— BEGIN Data —

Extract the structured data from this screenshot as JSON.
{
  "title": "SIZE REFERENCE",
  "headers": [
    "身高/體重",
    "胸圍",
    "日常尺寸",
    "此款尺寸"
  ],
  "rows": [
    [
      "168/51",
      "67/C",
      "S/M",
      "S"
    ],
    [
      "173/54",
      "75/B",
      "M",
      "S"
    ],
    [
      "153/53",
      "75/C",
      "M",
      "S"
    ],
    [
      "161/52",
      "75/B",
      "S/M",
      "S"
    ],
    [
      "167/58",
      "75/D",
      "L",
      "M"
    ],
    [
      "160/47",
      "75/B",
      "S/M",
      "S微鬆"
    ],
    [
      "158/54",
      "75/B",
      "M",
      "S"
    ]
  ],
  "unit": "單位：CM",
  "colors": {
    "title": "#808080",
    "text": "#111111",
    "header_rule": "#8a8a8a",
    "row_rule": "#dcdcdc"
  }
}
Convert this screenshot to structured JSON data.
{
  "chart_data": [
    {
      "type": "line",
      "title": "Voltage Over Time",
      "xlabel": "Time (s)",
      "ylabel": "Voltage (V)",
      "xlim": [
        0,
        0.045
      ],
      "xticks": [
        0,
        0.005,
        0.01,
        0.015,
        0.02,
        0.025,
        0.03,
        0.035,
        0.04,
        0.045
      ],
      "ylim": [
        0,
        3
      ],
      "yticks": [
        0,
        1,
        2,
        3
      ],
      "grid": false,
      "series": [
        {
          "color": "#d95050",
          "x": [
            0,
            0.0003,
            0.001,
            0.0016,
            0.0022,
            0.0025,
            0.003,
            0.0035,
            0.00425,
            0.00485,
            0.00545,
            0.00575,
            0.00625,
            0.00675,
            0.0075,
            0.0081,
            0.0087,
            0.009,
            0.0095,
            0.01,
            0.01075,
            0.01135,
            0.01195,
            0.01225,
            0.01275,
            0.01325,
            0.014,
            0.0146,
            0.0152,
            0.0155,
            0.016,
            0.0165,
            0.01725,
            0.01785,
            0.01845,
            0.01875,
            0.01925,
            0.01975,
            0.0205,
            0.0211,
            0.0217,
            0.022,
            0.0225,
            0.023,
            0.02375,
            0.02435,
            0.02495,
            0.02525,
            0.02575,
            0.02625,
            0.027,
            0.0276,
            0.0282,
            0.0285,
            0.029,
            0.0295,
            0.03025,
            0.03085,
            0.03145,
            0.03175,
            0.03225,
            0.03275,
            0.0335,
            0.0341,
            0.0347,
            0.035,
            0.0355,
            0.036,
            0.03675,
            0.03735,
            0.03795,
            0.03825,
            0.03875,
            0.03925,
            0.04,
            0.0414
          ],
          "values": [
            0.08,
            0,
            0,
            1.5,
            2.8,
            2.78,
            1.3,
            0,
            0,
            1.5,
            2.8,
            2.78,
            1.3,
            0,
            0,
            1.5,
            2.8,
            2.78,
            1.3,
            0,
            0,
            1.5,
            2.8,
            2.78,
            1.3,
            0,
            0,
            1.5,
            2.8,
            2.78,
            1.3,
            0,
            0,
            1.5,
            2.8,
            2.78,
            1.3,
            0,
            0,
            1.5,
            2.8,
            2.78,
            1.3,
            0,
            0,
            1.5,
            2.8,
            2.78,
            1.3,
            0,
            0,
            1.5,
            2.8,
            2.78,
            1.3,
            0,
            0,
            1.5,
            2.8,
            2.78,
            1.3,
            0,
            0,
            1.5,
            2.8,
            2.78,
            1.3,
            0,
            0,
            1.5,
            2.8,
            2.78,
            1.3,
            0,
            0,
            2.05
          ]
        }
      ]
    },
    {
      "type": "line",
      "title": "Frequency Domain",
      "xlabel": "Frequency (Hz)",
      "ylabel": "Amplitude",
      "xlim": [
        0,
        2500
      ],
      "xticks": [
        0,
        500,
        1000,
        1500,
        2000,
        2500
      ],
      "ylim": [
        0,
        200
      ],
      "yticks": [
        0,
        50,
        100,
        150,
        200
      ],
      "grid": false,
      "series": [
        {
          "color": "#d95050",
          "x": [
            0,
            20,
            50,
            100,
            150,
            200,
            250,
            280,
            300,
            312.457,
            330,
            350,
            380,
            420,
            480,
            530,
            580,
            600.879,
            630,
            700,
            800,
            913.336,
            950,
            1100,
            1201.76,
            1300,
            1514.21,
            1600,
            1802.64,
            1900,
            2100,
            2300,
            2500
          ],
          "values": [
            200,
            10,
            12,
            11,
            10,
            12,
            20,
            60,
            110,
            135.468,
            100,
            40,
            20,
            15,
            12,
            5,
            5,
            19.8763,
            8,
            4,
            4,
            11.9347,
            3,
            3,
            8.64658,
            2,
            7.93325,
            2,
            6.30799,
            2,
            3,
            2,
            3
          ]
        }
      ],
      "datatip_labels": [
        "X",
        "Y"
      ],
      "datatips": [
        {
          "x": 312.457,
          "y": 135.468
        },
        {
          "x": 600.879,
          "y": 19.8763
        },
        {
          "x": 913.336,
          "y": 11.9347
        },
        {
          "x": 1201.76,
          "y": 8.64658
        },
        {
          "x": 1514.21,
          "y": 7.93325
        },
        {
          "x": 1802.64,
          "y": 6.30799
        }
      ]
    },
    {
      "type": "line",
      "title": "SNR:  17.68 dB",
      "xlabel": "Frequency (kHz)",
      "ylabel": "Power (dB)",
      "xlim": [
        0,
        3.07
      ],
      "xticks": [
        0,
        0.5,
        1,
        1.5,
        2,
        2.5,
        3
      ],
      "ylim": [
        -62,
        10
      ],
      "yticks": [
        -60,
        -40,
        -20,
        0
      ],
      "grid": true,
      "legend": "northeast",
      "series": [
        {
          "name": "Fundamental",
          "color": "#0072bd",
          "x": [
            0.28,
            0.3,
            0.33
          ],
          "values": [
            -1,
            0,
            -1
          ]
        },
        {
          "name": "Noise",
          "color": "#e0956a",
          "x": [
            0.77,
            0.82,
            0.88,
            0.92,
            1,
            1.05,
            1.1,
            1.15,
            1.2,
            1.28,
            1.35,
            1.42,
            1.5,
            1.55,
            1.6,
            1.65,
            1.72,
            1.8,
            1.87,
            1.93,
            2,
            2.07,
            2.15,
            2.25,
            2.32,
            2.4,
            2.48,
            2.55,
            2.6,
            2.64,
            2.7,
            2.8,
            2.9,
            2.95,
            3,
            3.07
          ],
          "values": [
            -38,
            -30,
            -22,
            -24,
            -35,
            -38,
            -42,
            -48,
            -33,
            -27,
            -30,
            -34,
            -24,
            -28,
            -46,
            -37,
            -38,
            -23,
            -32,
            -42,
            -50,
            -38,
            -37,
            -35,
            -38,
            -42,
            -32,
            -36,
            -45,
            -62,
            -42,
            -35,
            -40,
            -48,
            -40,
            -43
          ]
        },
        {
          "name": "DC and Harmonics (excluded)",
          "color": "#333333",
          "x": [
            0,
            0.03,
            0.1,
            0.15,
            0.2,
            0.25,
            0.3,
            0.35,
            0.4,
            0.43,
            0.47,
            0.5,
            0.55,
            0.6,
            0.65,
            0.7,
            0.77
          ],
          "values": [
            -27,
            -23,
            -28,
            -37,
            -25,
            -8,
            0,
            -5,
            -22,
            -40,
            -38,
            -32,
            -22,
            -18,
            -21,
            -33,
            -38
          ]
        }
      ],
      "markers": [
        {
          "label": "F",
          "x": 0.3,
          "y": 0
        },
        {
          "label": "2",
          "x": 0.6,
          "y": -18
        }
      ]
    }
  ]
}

— END Data —

**Aim:** Copy out every line of the listing that contains the string "structured".

**The reply:**
Extract the structured data from this screenshot as JSON.
Convert this screenshot to structured JSON data.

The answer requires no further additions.